[Items from a dataset]
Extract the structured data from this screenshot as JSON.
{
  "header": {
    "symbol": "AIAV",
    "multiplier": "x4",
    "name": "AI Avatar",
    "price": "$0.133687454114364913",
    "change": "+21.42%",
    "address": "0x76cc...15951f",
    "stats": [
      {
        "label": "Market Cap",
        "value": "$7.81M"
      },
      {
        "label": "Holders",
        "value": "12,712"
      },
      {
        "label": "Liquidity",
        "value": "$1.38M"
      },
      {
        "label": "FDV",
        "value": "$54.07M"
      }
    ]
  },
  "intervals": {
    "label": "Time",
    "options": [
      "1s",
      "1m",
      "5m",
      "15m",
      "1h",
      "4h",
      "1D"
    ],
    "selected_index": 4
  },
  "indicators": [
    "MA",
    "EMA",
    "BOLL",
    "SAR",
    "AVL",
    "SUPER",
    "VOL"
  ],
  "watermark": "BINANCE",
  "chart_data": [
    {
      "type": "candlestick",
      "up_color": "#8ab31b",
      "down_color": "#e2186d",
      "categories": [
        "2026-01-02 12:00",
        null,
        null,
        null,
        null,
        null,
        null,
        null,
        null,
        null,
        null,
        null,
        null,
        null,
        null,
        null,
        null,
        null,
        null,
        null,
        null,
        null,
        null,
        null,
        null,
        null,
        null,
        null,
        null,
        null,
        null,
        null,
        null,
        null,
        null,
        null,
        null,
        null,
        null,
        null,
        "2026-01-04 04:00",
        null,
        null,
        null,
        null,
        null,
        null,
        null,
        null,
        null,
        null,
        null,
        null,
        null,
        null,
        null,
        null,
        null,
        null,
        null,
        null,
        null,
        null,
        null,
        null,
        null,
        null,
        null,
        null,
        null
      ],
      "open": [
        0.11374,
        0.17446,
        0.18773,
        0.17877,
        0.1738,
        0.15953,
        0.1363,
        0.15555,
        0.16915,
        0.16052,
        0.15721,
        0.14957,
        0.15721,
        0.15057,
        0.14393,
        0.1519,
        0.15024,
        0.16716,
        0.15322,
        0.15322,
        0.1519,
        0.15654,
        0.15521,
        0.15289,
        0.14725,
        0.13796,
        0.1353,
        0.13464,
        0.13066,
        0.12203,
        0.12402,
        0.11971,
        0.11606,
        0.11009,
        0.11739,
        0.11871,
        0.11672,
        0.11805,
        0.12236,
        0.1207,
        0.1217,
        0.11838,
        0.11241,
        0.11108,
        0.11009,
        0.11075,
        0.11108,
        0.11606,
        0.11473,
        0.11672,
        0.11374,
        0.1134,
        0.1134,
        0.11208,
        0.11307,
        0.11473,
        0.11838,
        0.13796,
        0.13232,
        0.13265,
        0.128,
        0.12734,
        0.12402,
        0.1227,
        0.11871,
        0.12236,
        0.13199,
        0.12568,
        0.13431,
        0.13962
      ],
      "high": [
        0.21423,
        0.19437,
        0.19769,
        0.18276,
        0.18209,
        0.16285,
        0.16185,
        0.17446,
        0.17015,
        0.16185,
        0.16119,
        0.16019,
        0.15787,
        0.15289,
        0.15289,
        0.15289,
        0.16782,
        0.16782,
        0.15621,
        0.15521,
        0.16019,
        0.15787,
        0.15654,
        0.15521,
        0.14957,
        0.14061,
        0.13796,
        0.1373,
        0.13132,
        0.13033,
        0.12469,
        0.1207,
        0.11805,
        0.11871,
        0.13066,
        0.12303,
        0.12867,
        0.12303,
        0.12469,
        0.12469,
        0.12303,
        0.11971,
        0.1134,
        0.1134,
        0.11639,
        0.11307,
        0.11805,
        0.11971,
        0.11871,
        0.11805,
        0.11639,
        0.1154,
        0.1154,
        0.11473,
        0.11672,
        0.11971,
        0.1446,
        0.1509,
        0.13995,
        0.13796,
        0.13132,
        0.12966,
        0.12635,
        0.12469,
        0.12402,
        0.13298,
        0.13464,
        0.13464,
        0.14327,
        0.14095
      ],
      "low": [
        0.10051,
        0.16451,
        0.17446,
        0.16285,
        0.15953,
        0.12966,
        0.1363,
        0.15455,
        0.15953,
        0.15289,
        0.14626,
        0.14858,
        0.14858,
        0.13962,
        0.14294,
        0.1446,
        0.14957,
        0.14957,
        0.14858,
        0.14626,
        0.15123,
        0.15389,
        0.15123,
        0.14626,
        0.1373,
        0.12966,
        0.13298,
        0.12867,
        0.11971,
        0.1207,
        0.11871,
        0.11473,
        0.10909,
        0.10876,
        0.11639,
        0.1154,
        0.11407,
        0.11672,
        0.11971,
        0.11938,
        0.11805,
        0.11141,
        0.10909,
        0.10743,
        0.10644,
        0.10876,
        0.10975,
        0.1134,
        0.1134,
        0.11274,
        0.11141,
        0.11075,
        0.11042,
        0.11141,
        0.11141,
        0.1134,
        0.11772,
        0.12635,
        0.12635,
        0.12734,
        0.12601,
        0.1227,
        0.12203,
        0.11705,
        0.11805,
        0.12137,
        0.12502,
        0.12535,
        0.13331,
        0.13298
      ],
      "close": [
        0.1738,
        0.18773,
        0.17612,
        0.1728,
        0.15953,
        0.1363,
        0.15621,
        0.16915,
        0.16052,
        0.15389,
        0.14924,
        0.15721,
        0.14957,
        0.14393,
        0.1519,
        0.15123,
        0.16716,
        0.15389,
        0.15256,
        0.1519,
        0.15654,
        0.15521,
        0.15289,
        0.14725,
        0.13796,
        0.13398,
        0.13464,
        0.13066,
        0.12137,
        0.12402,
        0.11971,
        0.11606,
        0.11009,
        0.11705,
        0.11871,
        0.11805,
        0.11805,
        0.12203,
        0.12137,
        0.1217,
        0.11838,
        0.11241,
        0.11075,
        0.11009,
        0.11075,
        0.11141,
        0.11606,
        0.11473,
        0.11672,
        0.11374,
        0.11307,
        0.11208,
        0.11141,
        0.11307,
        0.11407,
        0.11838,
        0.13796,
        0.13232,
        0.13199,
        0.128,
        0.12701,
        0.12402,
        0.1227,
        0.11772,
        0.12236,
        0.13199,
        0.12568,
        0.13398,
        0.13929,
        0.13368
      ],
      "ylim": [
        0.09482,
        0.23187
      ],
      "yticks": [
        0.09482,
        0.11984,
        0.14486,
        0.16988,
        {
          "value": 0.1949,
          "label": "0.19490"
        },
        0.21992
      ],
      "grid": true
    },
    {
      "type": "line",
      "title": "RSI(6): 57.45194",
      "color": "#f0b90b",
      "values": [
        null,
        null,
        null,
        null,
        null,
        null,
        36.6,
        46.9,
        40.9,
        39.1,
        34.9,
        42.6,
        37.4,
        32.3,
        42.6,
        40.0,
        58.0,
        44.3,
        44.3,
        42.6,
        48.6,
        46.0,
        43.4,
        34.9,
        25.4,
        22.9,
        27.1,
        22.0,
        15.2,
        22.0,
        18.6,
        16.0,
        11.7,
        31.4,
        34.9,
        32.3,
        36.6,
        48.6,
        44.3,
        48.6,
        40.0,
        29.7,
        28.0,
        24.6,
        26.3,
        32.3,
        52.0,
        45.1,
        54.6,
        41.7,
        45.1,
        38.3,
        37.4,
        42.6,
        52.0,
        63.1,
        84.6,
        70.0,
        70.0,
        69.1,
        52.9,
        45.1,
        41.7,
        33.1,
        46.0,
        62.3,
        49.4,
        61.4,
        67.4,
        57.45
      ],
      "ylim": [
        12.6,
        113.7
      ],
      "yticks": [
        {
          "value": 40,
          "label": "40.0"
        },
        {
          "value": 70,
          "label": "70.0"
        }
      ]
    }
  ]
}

* * *

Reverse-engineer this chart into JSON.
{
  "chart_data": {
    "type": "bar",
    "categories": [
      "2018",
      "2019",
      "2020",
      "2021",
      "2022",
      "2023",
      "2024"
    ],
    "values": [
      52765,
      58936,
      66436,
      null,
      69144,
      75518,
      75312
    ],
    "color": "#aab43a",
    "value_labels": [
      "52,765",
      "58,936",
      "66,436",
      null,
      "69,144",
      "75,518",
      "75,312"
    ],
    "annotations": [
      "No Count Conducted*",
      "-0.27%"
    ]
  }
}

==

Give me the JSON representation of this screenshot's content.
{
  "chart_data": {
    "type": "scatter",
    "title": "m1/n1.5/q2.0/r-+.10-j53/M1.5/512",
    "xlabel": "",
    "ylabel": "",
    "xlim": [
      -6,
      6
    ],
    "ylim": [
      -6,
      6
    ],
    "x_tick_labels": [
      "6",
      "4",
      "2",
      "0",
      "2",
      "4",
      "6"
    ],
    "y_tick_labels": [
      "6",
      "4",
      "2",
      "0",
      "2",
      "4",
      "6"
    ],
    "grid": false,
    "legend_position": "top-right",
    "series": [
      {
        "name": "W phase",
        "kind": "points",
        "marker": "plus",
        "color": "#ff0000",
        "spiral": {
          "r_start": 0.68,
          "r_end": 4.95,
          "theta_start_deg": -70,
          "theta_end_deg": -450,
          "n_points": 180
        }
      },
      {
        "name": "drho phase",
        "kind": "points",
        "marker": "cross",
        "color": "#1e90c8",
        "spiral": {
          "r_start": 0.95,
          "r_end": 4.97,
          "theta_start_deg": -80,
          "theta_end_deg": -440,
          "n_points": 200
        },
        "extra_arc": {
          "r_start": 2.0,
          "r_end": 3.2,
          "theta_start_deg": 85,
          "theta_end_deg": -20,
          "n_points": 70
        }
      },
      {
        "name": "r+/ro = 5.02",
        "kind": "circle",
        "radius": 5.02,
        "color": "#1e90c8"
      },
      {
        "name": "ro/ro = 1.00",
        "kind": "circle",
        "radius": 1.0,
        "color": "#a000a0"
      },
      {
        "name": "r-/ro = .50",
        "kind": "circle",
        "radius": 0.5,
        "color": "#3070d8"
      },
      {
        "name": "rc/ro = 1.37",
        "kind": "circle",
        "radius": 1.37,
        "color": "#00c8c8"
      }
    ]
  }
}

## DIRECTIONS
Return, from the data, each line that has the word "title" in it.

## RESULT OF THE EXERCISE
      "title": "RSI(6): 57.45194",
    "title": "m1/n1.5/q2.0/r-+.10-j53/M1.5/512",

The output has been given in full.